(Data entries for graphics)
────────────────────────────────────────
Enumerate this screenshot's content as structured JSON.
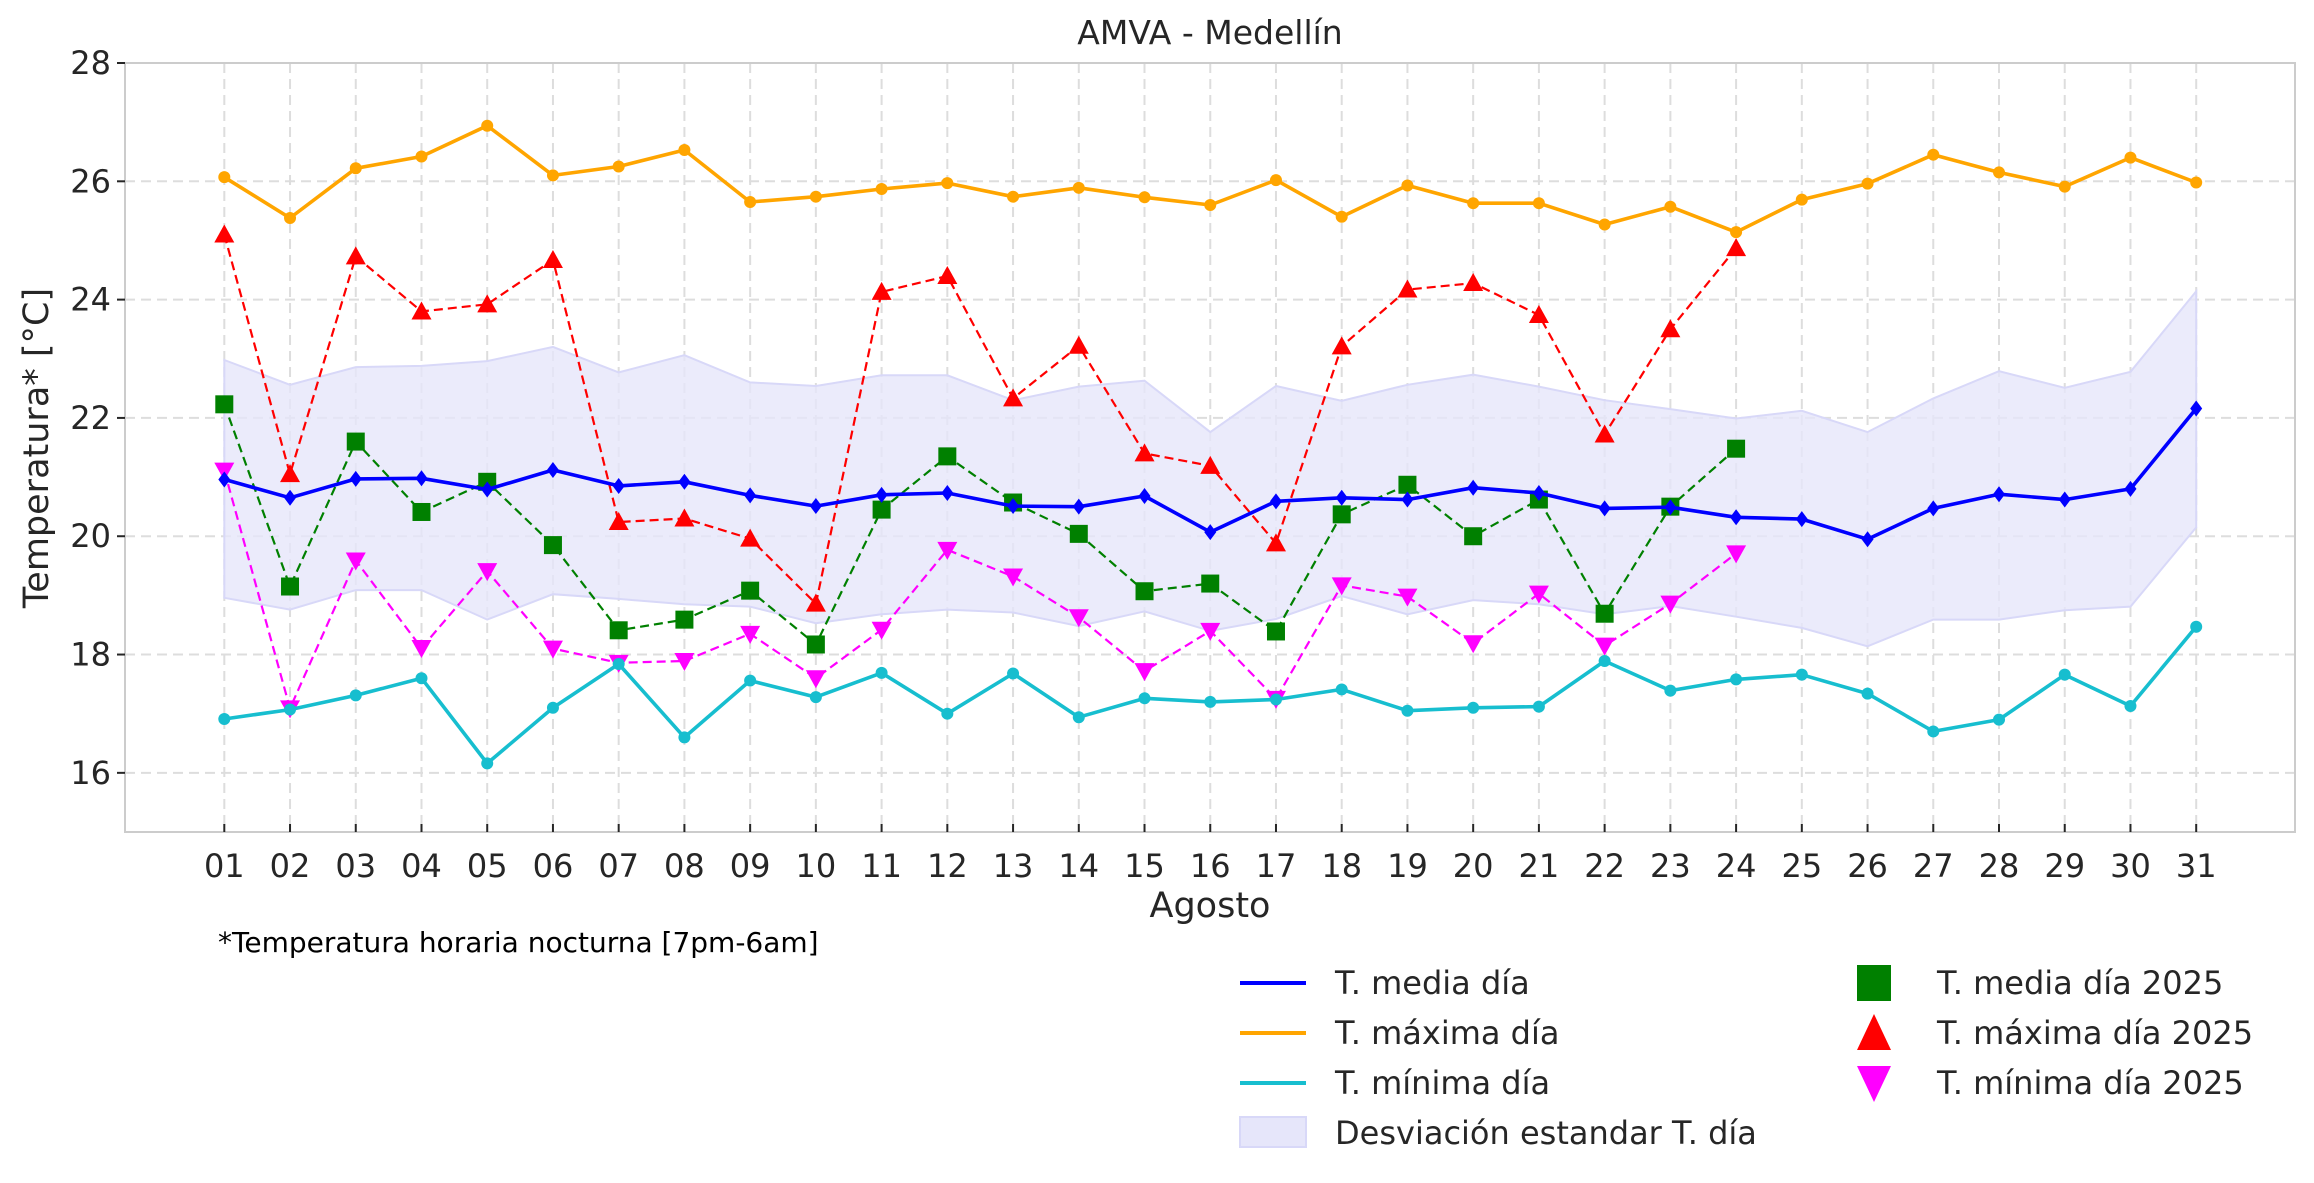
{
  "chart_data": {
    "type": "line",
    "title": "AMVA - Medellín",
    "xlabel": "Agosto",
    "ylabel": "Temperatura* [°C]",
    "footnote": "*Temperatura horaria nocturna [7pm-6am]",
    "ylim": [
      15,
      28
    ],
    "xlim": [
      -0.5,
      32.5
    ],
    "yticks": [
      16,
      18,
      20,
      22,
      24,
      26,
      28
    ],
    "grid": true,
    "legend_position": "bottom-right (below plot)",
    "categories": [
      "01",
      "02",
      "03",
      "04",
      "05",
      "06",
      "07",
      "08",
      "09",
      "10",
      "11",
      "12",
      "13",
      "14",
      "15",
      "16",
      "17",
      "18",
      "19",
      "20",
      "21",
      "22",
      "23",
      "24",
      "25",
      "26",
      "27",
      "28",
      "29",
      "30",
      "31"
    ],
    "series": [
      {
        "name": "T. media día",
        "style": "solid-line-diamond",
        "color": "#0000ff",
        "values": [
          20.96,
          20.65,
          20.97,
          20.98,
          20.79,
          21.12,
          20.85,
          20.92,
          20.69,
          20.51,
          20.7,
          20.73,
          20.51,
          20.5,
          20.68,
          20.07,
          20.59,
          20.65,
          20.62,
          20.82,
          20.73,
          20.47,
          20.49,
          20.32,
          20.29,
          19.95,
          20.47,
          20.71,
          20.62,
          20.8,
          22.16
        ]
      },
      {
        "name": "T. máxima día",
        "style": "solid-line-circle",
        "color": "#ffa500",
        "values": [
          26.07,
          25.38,
          26.22,
          26.42,
          26.94,
          26.1,
          26.25,
          26.53,
          25.65,
          25.74,
          25.87,
          25.97,
          25.74,
          25.89,
          25.73,
          25.6,
          26.02,
          25.4,
          25.93,
          25.63,
          25.63,
          25.27,
          25.57,
          25.14,
          25.69,
          25.96,
          26.45,
          26.15,
          25.91,
          26.4,
          25.98
        ]
      },
      {
        "name": "T. mínima día",
        "style": "solid-line-circle",
        "color": "#17becf",
        "values": [
          16.91,
          17.07,
          17.31,
          17.6,
          16.16,
          17.1,
          17.84,
          16.6,
          17.56,
          17.28,
          17.69,
          17.0,
          17.68,
          16.94,
          17.26,
          17.2,
          17.24,
          17.41,
          17.05,
          17.1,
          17.12,
          17.89,
          17.39,
          17.58,
          17.66,
          17.34,
          16.7,
          16.9,
          17.66,
          17.13,
          18.47
        ]
      },
      {
        "name": "T. media día 2025",
        "style": "dashed-square",
        "color": "#008000",
        "values": [
          22.23,
          19.15,
          21.6,
          20.41,
          20.92,
          19.85,
          18.41,
          18.59,
          19.08,
          18.17,
          20.45,
          21.35,
          20.57,
          20.04,
          19.07,
          19.2,
          18.39,
          20.37,
          20.87,
          20.0,
          20.62,
          18.69,
          20.5,
          21.48,
          null,
          null,
          null,
          null,
          null,
          null,
          null
        ]
      },
      {
        "name": "T. máxima día 2025",
        "style": "dashed-triangle-up",
        "color": "#ff0000",
        "values": [
          25.1,
          21.05,
          24.73,
          23.8,
          23.92,
          24.67,
          20.24,
          20.3,
          19.96,
          18.86,
          24.13,
          24.4,
          22.33,
          23.22,
          21.4,
          21.19,
          19.88,
          23.21,
          24.17,
          24.28,
          23.74,
          21.72,
          23.5,
          24.87,
          null,
          null,
          null,
          null,
          null,
          null,
          null
        ]
      },
      {
        "name": "T. mínima día 2025",
        "style": "dashed-triangle-down",
        "color": "#ff00ff",
        "values": [
          21.11,
          17.09,
          19.59,
          18.11,
          19.41,
          18.1,
          17.86,
          17.89,
          18.35,
          17.6,
          18.42,
          19.77,
          19.32,
          18.63,
          17.72,
          18.4,
          17.25,
          19.17,
          18.98,
          18.19,
          19.03,
          18.15,
          18.86,
          19.71,
          null,
          null,
          null,
          null,
          null,
          null,
          null
        ]
      }
    ],
    "band": {
      "name": "Desviación estandar T. día",
      "color": "#e6e6fa",
      "upper": [
        22.98,
        22.56,
        22.86,
        22.88,
        22.96,
        23.2,
        22.77,
        23.06,
        22.6,
        22.54,
        22.72,
        22.72,
        22.3,
        22.53,
        22.63,
        21.76,
        22.54,
        22.29,
        22.56,
        22.73,
        22.53,
        22.3,
        22.15,
        21.99,
        22.12,
        21.76,
        22.33,
        22.79,
        22.51,
        22.78,
        24.14
      ],
      "lower": [
        18.96,
        18.76,
        19.09,
        19.09,
        18.59,
        19.02,
        18.94,
        18.85,
        18.81,
        18.53,
        18.68,
        18.76,
        18.71,
        18.48,
        18.73,
        18.4,
        18.6,
        18.99,
        18.68,
        18.92,
        18.85,
        18.68,
        18.82,
        18.64,
        18.45,
        18.14,
        18.59,
        18.59,
        18.75,
        18.81,
        20.15
      ]
    },
    "legend": [
      {
        "label": "T. media día",
        "kind": "line",
        "color": "#0000ff"
      },
      {
        "label": "T. máxima día",
        "kind": "line",
        "color": "#ffa500"
      },
      {
        "label": "T. mínima día",
        "kind": "line",
        "color": "#17becf"
      },
      {
        "label": "Desviación estandar T. día",
        "kind": "patch",
        "color": "#e6e6fa"
      },
      {
        "label": "T. media día 2025",
        "kind": "square",
        "color": "#008000"
      },
      {
        "label": "T. máxima día 2025",
        "kind": "triangle-up",
        "color": "#ff0000"
      },
      {
        "label": "T. mínima día 2025",
        "kind": "triangle-down",
        "color": "#ff00ff"
      }
    ]
  }
}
────────────────────────────────────────
_YOUR INSTRUCTIONS_
Quote the preceding listing precisely and completely, omitting its images.

_EXPECTED ANSWER_
Enumerate this screenshot's content as structured JSON.
{
  "chart_data": {
    "type": "line",
    "title": "AMVA - Medellín",
    "xlabel": "Agosto",
    "ylabel": "Temperatura* [°C]",
    "footnote": "*Temperatura horaria nocturna [7pm-6am]",
    "ylim": [
      15,
      28
    ],
    "xlim": [
      -0.5,
      32.5
    ],
    "yticks": [
      16,
      18,
      20,
      22,
      24,
      26,
      28
    ],
    "grid": true,
    "legend_position": "bottom-right (below plot)",
    "categories": [
      "01",
      "02",
      "03",
      "04",
      "05",
      "06",
      "07",
      "08",
      "09",
      "10",
      "11",
      "12",
      "13",
      "14",
      "15",
      "16",
      "17",
      "18",
      "19",
      "20",
      "21",
      "22",
      "23",
      "24",
      "25",
      "26",
      "27",
      "28",
      "29",
      "30",
      "31"
    ],
    "series": [
      {
        "name": "T. media día",
        "style": "solid-line-diamond",
        "color": "#0000ff",
        "values": [
          20.96,
          20.65,
          20.97,
          20.98,
          20.79,
          21.12,
          20.85,
          20.92,
          20.69,
          20.51,
          20.7,
          20.73,
          20.51,
          20.5,
          20.68,
          20.07,
          20.59,
          20.65,
          20.62,
          20.82,
          20.73,
          20.47,
          20.49,
          20.32,
          20.29,
          19.95,
          20.47,
          20.71,
          20.62,
          20.8,
          22.16
        ]
      },
      {
        "name": "T. máxima día",
        "style": "solid-line-circle",
        "color": "#ffa500",
        "values": [
          26.07,
          25.38,
          26.22,
          26.42,
          26.94,
          26.1,
          26.25,
          26.53,
          25.65,
          25.74,
          25.87,
          25.97,
          25.74,
          25.89,
          25.73,
          25.6,
          26.02,
          25.4,
          25.93,
          25.63,
          25.63,
          25.27,
          25.57,
          25.14,
          25.69,
          25.96,
          26.45,
          26.15,
          25.91,
          26.4,
          25.98
        ]
      },
      {
        "name": "T. mínima día",
        "style": "solid-line-circle",
        "color": "#17becf",
        "values": [
          16.91,
          17.07,
          17.31,
          17.6,
          16.16,
          17.1,
          17.84,
          16.6,
          17.56,
          17.28,
          17.69,
          17.0,
          17.68,
          16.94,
          17.26,
          17.2,
          17.24,
          17.41,
          17.05,
          17.1,
          17.12,
          17.89,
          17.39,
          17.58,
          17.66,
          17.34,
          16.7,
          16.9,
          17.66,
          17.13,
          18.47
        ]
      },
      {
        "name": "T. media día 2025",
        "style": "dashed-square",
        "color": "#008000",
        "values": [
          22.23,
          19.15,
          21.6,
          20.41,
          20.92,
          19.85,
          18.41,
          18.59,
          19.08,
          18.17,
          20.45,
          21.35,
          20.57,
          20.04,
          19.07,
          19.2,
          18.39,
          20.37,
          20.87,
          20.0,
          20.62,
          18.69,
          20.5,
          21.48,
          null,
          null,
          null,
          null,
          null,
          null,
          null
        ]
      },
      {
        "name": "T. máxima día 2025",
        "style": "dashed-triangle-up",
        "color": "#ff0000",
        "values": [
          25.1,
          21.05,
          24.73,
          23.8,
          23.92,
          24.67,
          20.24,
          20.3,
          19.96,
          18.86,
          24.13,
          24.4,
          22.33,
          23.22,
          21.4,
          21.19,
          19.88,
          23.21,
          24.17,
          24.28,
          23.74,
          21.72,
          23.5,
          24.87,
          null,
          null,
          null,
          null,
          null,
          null,
          null
        ]
      },
      {
        "name": "T. mínima día 2025",
        "style": "dashed-triangle-down",
        "color": "#ff00ff",
        "values": [
          21.11,
          17.09,
          19.59,
          18.11,
          19.41,
          18.1,
          17.86,
          17.89,
          18.35,
          17.6,
          18.42,
          19.77,
          19.32,
          18.63,
          17.72,
          18.4,
          17.25,
          19.17,
          18.98,
          18.19,
          19.03,
          18.15,
          18.86,
          19.71,
          null,
          null,
          null,
          null,
          null,
          null,
          null
        ]
      }
    ],
    "band": {
      "name": "Desviación estandar T. día",
      "color": "#e6e6fa",
      "upper": [
        22.98,
        22.56,
        22.86,
        22.88,
        22.96,
        23.2,
        22.77,
        23.06,
        22.6,
        22.54,
        22.72,
        22.72,
        22.3,
        22.53,
        22.63,
        21.76,
        22.54,
        22.29,
        22.56,
        22.73,
        22.53,
        22.3,
        22.15,
        21.99,
        22.12,
        21.76,
        22.33,
        22.79,
        22.51,
        22.78,
        24.14
      ],
      "lower": [
        18.96,
        18.76,
        19.09,
        19.09,
        18.59,
        19.02,
        18.94,
        18.85,
        18.81,
        18.53,
        18.68,
        18.76,
        18.71,
        18.48,
        18.73,
        18.4,
        18.6,
        18.99,
        18.68,
        18.92,
        18.85,
        18.68,
        18.82,
        18.64,
        18.45,
        18.14,
        18.59,
        18.59,
        18.75,
        18.81,
        20.15
      ]
    },
    "legend": [
      {
        "label": "T. media día",
        "kind": "line",
        "color": "#0000ff"
      },
      {
        "label": "T. máxima día",
        "kind": "line",
        "color": "#ffa500"
      },
      {
        "label": "T. mínima día",
        "kind": "line",
        "color": "#17becf"
      },
      {
        "label": "Desviación estandar T. día",
        "kind": "patch",
        "color": "#e6e6fa"
      },
      {
        "label": "T. media día 2025",
        "kind": "square",
        "color": "#008000"
      },
      {
        "label": "T. máxima día 2025",
        "kind": "triangle-up",
        "color": "#ff0000"
      },
      {
        "label": "T. mínima día 2025",
        "kind": "triangle-down",
        "color": "#ff00ff"
      }
    ]
  }
}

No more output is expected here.